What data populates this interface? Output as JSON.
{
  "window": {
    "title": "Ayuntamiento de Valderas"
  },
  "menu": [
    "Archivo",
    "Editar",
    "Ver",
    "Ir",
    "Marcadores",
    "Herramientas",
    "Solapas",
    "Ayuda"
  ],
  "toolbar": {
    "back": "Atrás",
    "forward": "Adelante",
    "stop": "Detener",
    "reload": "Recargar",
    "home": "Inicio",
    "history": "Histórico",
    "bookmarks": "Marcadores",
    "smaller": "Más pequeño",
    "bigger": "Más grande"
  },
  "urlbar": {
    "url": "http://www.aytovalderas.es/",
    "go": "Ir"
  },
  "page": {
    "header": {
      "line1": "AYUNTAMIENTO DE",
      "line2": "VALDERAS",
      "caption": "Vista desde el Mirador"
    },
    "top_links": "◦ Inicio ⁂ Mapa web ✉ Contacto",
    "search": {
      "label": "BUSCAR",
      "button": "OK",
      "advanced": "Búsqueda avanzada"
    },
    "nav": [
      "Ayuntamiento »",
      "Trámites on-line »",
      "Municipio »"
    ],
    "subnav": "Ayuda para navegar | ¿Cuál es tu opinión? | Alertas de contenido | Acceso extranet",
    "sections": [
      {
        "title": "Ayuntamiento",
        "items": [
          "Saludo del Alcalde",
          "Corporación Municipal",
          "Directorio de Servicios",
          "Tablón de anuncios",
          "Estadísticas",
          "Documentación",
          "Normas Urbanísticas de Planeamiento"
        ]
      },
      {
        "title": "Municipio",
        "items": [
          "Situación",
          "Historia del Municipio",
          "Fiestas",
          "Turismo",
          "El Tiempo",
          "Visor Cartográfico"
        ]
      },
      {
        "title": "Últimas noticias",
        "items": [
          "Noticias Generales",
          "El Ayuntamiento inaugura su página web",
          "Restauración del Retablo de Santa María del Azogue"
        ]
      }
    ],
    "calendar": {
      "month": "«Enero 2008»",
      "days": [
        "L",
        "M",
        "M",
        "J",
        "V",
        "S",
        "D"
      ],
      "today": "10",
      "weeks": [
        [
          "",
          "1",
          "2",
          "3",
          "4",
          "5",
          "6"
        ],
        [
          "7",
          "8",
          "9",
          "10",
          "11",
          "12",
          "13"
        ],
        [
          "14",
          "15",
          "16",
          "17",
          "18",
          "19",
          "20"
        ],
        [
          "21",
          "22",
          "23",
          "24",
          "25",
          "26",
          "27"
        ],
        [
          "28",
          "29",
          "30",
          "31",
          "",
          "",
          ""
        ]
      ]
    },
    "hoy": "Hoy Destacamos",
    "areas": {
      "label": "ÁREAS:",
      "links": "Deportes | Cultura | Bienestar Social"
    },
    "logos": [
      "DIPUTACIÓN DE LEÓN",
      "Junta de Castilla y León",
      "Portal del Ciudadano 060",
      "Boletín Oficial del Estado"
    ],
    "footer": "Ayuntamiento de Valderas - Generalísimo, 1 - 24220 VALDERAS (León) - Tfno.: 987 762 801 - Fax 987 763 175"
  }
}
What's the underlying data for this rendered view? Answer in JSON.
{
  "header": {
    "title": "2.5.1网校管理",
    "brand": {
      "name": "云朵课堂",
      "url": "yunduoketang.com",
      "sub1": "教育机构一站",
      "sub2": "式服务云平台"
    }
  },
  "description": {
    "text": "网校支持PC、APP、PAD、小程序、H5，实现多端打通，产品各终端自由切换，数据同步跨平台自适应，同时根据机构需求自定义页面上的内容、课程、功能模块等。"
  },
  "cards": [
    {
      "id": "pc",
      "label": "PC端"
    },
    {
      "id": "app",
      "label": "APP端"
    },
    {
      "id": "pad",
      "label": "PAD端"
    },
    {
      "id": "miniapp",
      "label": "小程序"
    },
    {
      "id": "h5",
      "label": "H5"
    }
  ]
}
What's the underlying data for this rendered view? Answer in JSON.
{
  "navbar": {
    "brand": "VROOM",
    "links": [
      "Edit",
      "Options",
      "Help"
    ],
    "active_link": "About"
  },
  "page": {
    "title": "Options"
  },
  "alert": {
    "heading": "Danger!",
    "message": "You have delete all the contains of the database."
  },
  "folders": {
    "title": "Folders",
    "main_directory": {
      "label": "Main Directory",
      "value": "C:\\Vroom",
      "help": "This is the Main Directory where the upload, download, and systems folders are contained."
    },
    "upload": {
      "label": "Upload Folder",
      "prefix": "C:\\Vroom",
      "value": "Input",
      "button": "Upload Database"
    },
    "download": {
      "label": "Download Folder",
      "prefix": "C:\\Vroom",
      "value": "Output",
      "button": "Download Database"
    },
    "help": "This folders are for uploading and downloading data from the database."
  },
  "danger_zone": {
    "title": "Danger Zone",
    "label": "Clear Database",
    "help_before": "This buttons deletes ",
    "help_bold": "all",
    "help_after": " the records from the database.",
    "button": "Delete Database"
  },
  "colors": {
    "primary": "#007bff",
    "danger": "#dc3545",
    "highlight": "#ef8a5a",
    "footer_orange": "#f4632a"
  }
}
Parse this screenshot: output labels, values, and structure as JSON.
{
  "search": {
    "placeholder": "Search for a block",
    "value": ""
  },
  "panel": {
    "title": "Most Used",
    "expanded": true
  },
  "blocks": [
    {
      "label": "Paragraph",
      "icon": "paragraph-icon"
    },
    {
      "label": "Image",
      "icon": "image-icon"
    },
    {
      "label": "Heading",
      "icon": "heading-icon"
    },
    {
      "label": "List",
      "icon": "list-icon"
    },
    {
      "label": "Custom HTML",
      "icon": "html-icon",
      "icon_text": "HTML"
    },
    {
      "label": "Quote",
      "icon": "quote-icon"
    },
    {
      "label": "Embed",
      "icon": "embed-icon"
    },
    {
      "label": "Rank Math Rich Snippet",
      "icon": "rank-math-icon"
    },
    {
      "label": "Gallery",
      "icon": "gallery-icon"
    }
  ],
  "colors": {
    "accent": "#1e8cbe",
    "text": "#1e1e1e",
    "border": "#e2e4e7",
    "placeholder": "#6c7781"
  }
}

_ _ _ _ _

• [Request]: Every line that holds the word "JSON" should be extracted.

• [Solution to the exercise]:
What data populates this interface? Output as JSON.
What's the underlying data for this rendered view? Answer in JSON.
What's the underlying data for this rendered view? Answer in JSON.
Parse this screenshot: output labels, values, and structure as JSON.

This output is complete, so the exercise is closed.